| RECORDS SHOWN |

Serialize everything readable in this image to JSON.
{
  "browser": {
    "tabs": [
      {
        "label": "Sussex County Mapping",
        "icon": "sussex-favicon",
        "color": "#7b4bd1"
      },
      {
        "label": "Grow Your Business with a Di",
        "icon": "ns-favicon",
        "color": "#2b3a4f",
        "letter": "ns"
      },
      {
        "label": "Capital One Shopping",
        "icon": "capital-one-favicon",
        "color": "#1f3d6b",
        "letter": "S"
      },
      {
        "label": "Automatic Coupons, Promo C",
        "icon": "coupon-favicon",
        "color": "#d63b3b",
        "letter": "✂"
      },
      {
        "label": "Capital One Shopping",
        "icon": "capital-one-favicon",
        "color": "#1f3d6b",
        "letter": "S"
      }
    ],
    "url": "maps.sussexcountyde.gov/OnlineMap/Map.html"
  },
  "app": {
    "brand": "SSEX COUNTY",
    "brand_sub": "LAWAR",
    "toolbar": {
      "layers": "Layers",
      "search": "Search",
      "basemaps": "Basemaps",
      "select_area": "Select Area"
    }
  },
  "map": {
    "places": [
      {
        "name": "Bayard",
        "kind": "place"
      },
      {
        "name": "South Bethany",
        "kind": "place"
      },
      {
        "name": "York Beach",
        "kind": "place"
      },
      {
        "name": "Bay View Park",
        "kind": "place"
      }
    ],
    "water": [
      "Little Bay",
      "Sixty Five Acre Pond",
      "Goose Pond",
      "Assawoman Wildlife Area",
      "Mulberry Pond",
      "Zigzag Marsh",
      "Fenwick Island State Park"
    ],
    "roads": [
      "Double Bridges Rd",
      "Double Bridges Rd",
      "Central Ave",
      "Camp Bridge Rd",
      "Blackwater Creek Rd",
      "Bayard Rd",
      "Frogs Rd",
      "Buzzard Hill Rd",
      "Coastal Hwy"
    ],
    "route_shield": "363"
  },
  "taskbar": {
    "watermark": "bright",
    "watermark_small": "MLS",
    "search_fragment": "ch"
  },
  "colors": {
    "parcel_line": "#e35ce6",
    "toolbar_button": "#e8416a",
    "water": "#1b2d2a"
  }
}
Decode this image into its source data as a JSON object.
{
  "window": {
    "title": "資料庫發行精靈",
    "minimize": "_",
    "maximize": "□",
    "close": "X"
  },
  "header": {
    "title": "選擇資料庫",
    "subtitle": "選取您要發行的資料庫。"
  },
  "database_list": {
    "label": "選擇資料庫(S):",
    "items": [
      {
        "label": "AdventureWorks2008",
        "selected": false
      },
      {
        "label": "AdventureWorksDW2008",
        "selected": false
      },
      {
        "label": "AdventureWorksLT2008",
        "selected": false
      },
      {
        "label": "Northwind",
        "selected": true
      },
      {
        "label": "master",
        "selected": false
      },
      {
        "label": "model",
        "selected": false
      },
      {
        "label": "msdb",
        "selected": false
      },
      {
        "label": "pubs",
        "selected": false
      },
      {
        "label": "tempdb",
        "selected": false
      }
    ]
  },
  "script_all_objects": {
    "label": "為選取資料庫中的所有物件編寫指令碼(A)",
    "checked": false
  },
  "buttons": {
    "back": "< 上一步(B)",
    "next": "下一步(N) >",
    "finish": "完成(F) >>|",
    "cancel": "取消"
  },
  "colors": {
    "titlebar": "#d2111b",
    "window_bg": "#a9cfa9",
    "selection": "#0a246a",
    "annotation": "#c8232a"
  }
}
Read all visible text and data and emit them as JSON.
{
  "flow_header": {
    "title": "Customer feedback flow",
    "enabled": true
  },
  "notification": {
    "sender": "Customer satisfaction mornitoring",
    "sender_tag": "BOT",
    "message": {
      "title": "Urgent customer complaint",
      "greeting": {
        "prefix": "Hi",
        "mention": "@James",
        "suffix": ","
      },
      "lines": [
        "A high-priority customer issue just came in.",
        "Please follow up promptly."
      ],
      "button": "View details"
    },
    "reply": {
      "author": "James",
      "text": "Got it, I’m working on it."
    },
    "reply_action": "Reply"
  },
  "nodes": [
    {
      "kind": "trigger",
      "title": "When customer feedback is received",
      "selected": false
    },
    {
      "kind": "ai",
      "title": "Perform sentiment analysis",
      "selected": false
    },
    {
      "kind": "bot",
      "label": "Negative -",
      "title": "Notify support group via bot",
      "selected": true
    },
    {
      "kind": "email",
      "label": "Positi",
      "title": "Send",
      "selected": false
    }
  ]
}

| STATED TASK |
Collect the lines of the records that include the string "image".

| EXPECTED OUTPUT |
Serialize everything readable in this image to JSON.
Decode this image into its source data as a JSON object.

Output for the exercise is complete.